EXERCISE TASK: Give every entry again, word for word and in full.

RECORD SET:
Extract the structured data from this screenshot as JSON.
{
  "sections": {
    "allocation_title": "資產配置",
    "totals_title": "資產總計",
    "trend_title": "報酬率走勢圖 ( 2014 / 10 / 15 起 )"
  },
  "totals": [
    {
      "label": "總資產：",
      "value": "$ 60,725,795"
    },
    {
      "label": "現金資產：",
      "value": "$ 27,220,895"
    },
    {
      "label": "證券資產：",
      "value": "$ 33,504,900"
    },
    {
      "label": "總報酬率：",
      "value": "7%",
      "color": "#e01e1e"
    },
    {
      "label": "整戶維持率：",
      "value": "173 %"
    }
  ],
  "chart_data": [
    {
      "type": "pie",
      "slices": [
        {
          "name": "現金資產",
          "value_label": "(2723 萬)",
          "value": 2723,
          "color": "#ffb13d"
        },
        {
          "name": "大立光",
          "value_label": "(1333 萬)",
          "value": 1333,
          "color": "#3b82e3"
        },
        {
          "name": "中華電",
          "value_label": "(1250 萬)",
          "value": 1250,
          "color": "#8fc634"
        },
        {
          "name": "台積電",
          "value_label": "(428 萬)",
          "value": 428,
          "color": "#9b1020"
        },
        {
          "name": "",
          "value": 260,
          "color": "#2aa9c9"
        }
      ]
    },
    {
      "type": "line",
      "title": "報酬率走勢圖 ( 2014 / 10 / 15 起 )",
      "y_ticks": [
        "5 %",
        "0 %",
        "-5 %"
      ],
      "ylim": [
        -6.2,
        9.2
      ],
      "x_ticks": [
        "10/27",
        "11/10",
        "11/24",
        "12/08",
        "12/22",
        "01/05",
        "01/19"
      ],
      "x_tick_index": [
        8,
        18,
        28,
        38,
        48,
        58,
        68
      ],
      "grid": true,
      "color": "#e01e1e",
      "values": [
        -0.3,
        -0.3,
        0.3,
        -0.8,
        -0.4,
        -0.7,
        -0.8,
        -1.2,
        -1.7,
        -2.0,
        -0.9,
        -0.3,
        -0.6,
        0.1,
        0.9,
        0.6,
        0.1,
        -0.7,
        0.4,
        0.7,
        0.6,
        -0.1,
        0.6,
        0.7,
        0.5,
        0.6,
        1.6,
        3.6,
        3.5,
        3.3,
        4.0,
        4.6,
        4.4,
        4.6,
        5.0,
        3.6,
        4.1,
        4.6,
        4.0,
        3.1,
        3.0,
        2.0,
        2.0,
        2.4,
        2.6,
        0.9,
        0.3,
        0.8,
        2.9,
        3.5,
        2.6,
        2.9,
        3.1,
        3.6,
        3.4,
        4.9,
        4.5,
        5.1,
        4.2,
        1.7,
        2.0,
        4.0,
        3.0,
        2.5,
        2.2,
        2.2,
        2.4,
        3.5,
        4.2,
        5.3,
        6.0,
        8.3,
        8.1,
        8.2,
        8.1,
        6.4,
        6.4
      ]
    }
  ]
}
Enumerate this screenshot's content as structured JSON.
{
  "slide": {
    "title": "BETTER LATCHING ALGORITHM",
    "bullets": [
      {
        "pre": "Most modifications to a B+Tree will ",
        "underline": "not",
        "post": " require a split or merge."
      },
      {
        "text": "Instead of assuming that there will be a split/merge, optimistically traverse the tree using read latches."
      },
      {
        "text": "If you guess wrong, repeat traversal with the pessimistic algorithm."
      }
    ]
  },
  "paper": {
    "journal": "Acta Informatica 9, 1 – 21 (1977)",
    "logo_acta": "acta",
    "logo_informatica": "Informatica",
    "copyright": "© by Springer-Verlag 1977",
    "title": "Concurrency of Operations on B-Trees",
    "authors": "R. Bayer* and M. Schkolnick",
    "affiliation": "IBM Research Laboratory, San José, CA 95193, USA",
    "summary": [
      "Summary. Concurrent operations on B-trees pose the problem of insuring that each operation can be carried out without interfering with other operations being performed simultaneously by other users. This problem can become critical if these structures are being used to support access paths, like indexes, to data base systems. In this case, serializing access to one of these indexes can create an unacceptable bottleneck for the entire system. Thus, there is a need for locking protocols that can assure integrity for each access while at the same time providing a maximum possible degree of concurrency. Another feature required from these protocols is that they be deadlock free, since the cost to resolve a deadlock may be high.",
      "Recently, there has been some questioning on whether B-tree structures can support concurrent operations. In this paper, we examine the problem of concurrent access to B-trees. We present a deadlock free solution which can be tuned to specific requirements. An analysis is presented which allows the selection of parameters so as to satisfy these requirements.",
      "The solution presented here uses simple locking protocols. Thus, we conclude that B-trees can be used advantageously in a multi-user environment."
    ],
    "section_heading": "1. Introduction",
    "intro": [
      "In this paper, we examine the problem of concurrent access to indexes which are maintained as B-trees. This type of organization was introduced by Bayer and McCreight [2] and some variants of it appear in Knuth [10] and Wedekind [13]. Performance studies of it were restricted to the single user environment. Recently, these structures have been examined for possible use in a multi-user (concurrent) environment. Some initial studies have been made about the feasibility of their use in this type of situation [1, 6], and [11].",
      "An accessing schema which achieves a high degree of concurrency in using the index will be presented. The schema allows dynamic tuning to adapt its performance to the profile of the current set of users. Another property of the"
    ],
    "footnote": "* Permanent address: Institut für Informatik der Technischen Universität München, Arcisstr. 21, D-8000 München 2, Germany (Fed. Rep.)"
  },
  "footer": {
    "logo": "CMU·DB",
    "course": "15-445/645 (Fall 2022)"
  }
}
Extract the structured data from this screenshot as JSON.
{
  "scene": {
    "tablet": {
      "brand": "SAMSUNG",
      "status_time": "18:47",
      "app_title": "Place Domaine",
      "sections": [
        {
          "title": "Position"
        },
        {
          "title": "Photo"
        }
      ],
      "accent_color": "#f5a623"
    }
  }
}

EXERCISE ANSWER:
Extract the structured data from this screenshot as JSON.
{
  "sections": {
    "allocation_title": "資產配置",
    "totals_title": "資產總計",
    "trend_title": "報酬率走勢圖 ( 2014 / 10 / 15 起 )"
  },
  "totals": [
    {
      "label": "總資產：",
      "value": "$ 60,725,795"
    },
    {
      "label": "現金資產：",
      "value": "$ 27,220,895"
    },
    {
      "label": "證券資產：",
      "value": "$ 33,504,900"
    },
    {
      "label": "總報酬率：",
      "value": "7%",
      "color": "#e01e1e"
    },
    {
      "label": "整戶維持率：",
      "value": "173 %"
    }
  ],
  "chart_data": [
    {
      "type": "pie",
      "slices": [
        {
          "name": "現金資產",
          "value_label": "(2723 萬)",
          "value": 2723,
          "color": "#ffb13d"
        },
        {
          "name": "大立光",
          "value_label": "(1333 萬)",
          "value": 1333,
          "color": "#3b82e3"
        },
        {
          "name": "中華電",
          "value_label": "(1250 萬)",
          "value": 1250,
          "color": "#8fc634"
        },
        {
          "name": "台積電",
          "value_label": "(428 萬)",
          "value": 428,
          "color": "#9b1020"
        },
        {
          "name": "",
          "value": 260,
          "color": "#2aa9c9"
        }
      ]
    },
    {
      "type": "line",
      "title": "報酬率走勢圖 ( 2014 / 10 / 15 起 )",
      "y_ticks": [
        "5 %",
        "0 %",
        "-5 %"
      ],
      "ylim": [
        -6.2,
        9.2
      ],
      "x_ticks": [
        "10/27",
        "11/10",
        "11/24",
        "12/08",
        "12/22",
        "01/05",
        "01/19"
      ],
      "x_tick_index": [
        8,
        18,
        28,
        38,
        48,
        58,
        68
      ],
      "grid": true,
      "color": "#e01e1e",
      "values": [
        -0.3,
        -0.3,
        0.3,
        -0.8,
        -0.4,
        -0.7,
        -0.8,
        -1.2,
        -1.7,
        -2.0,
        -0.9,
        -0.3,
        -0.6,
        0.1,
        0.9,
        0.6,
        0.1,
        -0.7,
        0.4,
        0.7,
        0.6,
        -0.1,
        0.6,
        0.7,
        0.5,
        0.6,
        1.6,
        3.6,
        3.5,
        3.3,
        4.0,
        4.6,
        4.4,
        4.6,
        5.0,
        3.6,
        4.1,
        4.6,
        4.0,
        3.1,
        3.0,
        2.0,
        2.0,
        2.4,
        2.6,
        0.9,
        0.3,
        0.8,
        2.9,
        3.5,
        2.6,
        2.9,
        3.1,
        3.6,
        3.4,
        4.9,
        4.5,
        5.1,
        4.2,
        1.7,
        2.0,
        4.0,
        3.0,
        2.5,
        2.2,
        2.2,
        2.4,
        3.5,
        4.2,
        5.3,
        6.0,
        8.3,
        8.1,
        8.2,
        8.1,
        6.4,
        6.4
      ]
    }
  ]
}
Enumerate this screenshot's content as structured JSON.
{
  "slide": {
    "title": "BETTER LATCHING ALGORITHM",
    "bullets": [
      {
        "pre": "Most modifications to a B+Tree will ",
        "underline": "not",
        "post": " require a split or merge."
      },
      {
        "text": "Instead of assuming that there will be a split/merge, optimistically traverse the tree using read latches."
      },
      {
        "text": "If you guess wrong, repeat traversal with the pessimistic algorithm."
      }
    ]
  },
  "paper": {
    "journal": "Acta Informatica 9, 1 – 21 (1977)",
    "logo_acta": "acta",
    "logo_informatica": "Informatica",
    "copyright": "© by Springer-Verlag 1977",
    "title": "Concurrency of Operations on B-Trees",
    "authors": "R. Bayer* and M. Schkolnick",
    "affiliation": "IBM Research Laboratory, San José, CA 95193, USA",
    "summary": [
      "Summary. Concurrent operations on B-trees pose the problem of insuring that each operation can be carried out without interfering with other operations being performed simultaneously by other users. This problem can become critical if these structures are being used to support access paths, like indexes, to data base systems. In this case, serializing access to one of these indexes can create an unacceptable bottleneck for the entire system. Thus, there is a need for locking protocols that can assure integrity for each access while at the same time providing a maximum possible degree of concurrency. Another feature required from these protocols is that they be deadlock free, since the cost to resolve a deadlock may be high.",
      "Recently, there has been some questioning on whether B-tree structures can support concurrent operations. In this paper, we examine the problem of concurrent access to B-trees. We present a deadlock free solution which can be tuned to specific requirements. An analysis is presented which allows the selection of parameters so as to satisfy these requirements.",
      "The solution presented here uses simple locking protocols. Thus, we conclude that B-trees can be used advantageously in a multi-user environment."
    ],
    "section_heading": "1. Introduction",
    "intro": [
      "In this paper, we examine the problem of concurrent access to indexes which are maintained as B-trees. This type of organization was introduced by Bayer and McCreight [2] and some variants of it appear in Knuth [10] and Wedekind [13]. Performance studies of it were restricted to the single user environment. Recently, these structures have been examined for possible use in a multi-user (concurrent) environment. Some initial studies have been made about the feasibility of their use in this type of situation [1, 6], and [11].",
      "An accessing schema which achieves a high degree of concurrency in using the index will be presented. The schema allows dynamic tuning to adapt its performance to the profile of the current set of users. Another property of the"
    ],
    "footnote": "* Permanent address: Institut für Informatik der Technischen Universität München, Arcisstr. 21, D-8000 München 2, Germany (Fed. Rep.)"
  },
  "footer": {
    "logo": "CMU·DB",
    "course": "15-445/645 (Fall 2022)"
  }
}
Extract the structured data from this screenshot as JSON.
{
  "scene": {
    "tablet": {
      "brand": "SAMSUNG",
      "status_time": "18:47",
      "app_title": "Place Domaine",
      "sections": [
        {
          "title": "Position"
        },
        {
          "title": "Photo"
        }
      ],
      "accent_color": "#f5a623"
    }
  }
}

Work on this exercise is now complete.